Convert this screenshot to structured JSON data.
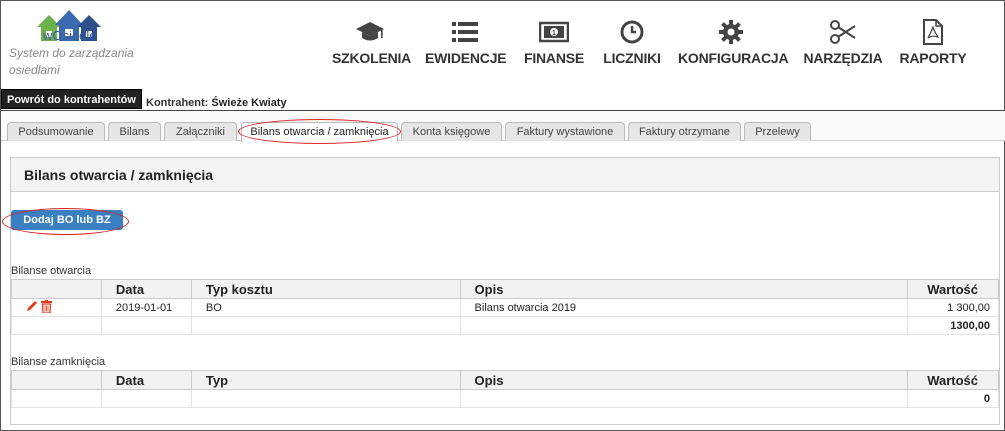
{
  "brand": {
    "logo_text": "wOsiedle",
    "tagline": "System do zarządzania osiedlami"
  },
  "nav": [
    {
      "label": "SZKOLENIA",
      "icon": "graduation-cap-icon"
    },
    {
      "label": "EWIDENCJE",
      "icon": "list-icon"
    },
    {
      "label": "FINANSE",
      "icon": "money-icon"
    },
    {
      "label": "LICZNIKI",
      "icon": "clock-icon"
    },
    {
      "label": "KONFIGURACJA",
      "icon": "gear-icon"
    },
    {
      "label": "NARZĘDZIA",
      "icon": "scissors-icon"
    },
    {
      "label": "RAPORTY",
      "icon": "pdf-file-icon"
    }
  ],
  "back_button": "Powrót do kontrahentów",
  "contractor": {
    "label": "Kontrahent:",
    "value": "Świeże Kwiaty"
  },
  "tabs": [
    {
      "label": "Podsumowanie"
    },
    {
      "label": "Bilans"
    },
    {
      "label": "Załączniki"
    },
    {
      "label": "Bilans otwarcia / zamknięcia"
    },
    {
      "label": "Konta księgowe"
    },
    {
      "label": "Faktury wystawione"
    },
    {
      "label": "Faktury otrzymane"
    },
    {
      "label": "Przelewy"
    }
  ],
  "active_tab": "Bilans otwarcia / zamknięcia",
  "panel_title": "Bilans otwarcia / zamknięcia",
  "add_button": "Dodaj BO lub BZ",
  "opening": {
    "label": "Bilanse otwarcia",
    "columns": [
      "Data",
      "Typ kosztu",
      "Opis",
      "Wartość"
    ],
    "rows": [
      {
        "date": "2019-01-01",
        "type": "BO",
        "desc": "Bilans otwarcia 2019",
        "value": "1 300,00"
      }
    ],
    "total": "1300,00"
  },
  "closing": {
    "label": "Bilanse zamknięcia",
    "columns": [
      "Data",
      "Typ",
      "Opis",
      "Wartość"
    ],
    "total": "0"
  },
  "colors": {
    "accent_button": "#3a7fc1",
    "annotation": "#d22222",
    "edit_icon": "#e03a1e",
    "delete_icon": "#e03a1e"
  }
}
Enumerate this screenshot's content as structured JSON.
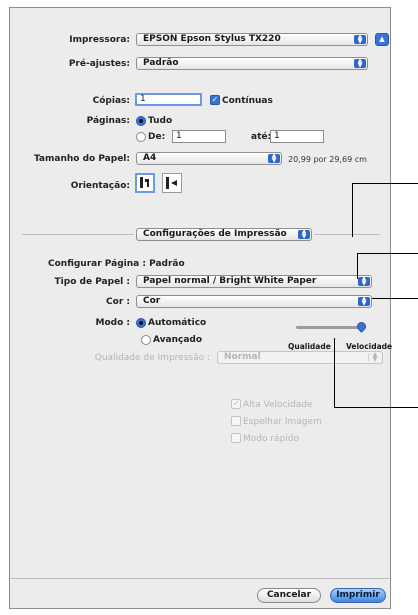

|---|

**Exercise**.
Take the listing above and print it exactly, apart from the pictures.

**Written response**.
Convert this screenshot to structured JSON data.
{
  "brand": {
    "logo_text": "wOsiedle",
    "tagline": "System do zarządzania osiedlami"
  },
  "nav": [
    {
      "label": "SZKOLENIA",
      "icon": "graduation-cap-icon"
    },
    {
      "label": "EWIDENCJE",
      "icon": "list-icon"
    },
    {
      "label": "FINANSE",
      "icon": "money-icon"
    },
    {
      "label": "LICZNIKI",
      "icon": "clock-icon"
    },
    {
      "label": "KONFIGURACJA",
      "icon": "gear-icon"
    },
    {
      "label": "NARZĘDZIA",
      "icon": "scissors-icon"
    },
    {
      "label": "RAPORTY",
      "icon": "pdf-file-icon"
    }
  ],
  "back_button": "Powrót do kontrahentów",
  "contractor": {
    "label": "Kontrahent:",
    "value": "Świeże Kwiaty"
  },
  "tabs": [
    {
      "label": "Podsumowanie"
    },
    {
      "label": "Bilans"
    },
    {
      "label": "Załączniki"
    },
    {
      "label": "Bilans otwarcia / zamknięcia"
    },
    {
      "label": "Konta księgowe"
    },
    {
      "label": "Faktury wystawione"
    },
    {
      "label": "Faktury otrzymane"
    },
    {
      "label": "Przelewy"
    }
  ],
  "active_tab": "Bilans otwarcia / zamknięcia",
  "panel_title": "Bilans otwarcia / zamknięcia",
  "add_button": "Dodaj BO lub BZ",
  "opening": {
    "label": "Bilanse otwarcia",
    "columns": [
      "Data",
      "Typ kosztu",
      "Opis",
      "Wartość"
    ],
    "rows": [
      {
        "date": "2019-01-01",
        "type": "BO",
        "desc": "Bilans otwarcia 2019",
        "value": "1 300,00"
      }
    ],
    "total": "1300,00"
  },
  "closing": {
    "label": "Bilanse zamknięcia",
    "columns": [
      "Data",
      "Typ",
      "Opis",
      "Wartość"
    ],
    "total": "0"
  },
  "colors": {
    "accent_button": "#3a7fc1",
    "annotation": "#d22222",
    "edit_icon": "#e03a1e",
    "delete_icon": "#e03a1e"
  }
}
Enumerate this screenshot's content as structured JSON.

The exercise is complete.